### [Exercise]
Show all lines from the data that include the word "JSON".

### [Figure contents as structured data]
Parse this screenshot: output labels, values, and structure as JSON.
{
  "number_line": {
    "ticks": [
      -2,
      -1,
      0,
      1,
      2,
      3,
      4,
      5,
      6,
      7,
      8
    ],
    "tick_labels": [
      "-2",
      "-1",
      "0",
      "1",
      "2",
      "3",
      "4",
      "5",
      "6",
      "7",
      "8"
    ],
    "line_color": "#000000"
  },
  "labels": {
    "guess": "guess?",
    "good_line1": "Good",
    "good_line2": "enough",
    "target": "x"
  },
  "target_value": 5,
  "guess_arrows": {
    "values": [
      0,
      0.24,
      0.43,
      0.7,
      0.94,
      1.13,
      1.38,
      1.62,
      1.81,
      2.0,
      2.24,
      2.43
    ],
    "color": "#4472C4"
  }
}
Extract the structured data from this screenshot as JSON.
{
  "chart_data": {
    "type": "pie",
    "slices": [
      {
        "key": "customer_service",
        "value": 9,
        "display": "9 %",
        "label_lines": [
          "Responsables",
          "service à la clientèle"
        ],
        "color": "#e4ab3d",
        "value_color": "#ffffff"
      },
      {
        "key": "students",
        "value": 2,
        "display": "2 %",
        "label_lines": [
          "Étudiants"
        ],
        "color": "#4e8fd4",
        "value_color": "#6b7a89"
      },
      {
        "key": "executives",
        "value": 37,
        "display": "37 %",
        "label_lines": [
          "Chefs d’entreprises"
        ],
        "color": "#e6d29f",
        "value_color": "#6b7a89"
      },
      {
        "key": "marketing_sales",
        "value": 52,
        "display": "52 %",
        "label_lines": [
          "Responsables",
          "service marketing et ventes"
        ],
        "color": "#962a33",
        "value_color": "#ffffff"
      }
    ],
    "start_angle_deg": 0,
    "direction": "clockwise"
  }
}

### [Output for this exercise]
Parse this screenshot: output labels, values, and structure as JSON.
Extract the structured data from this screenshot as JSON.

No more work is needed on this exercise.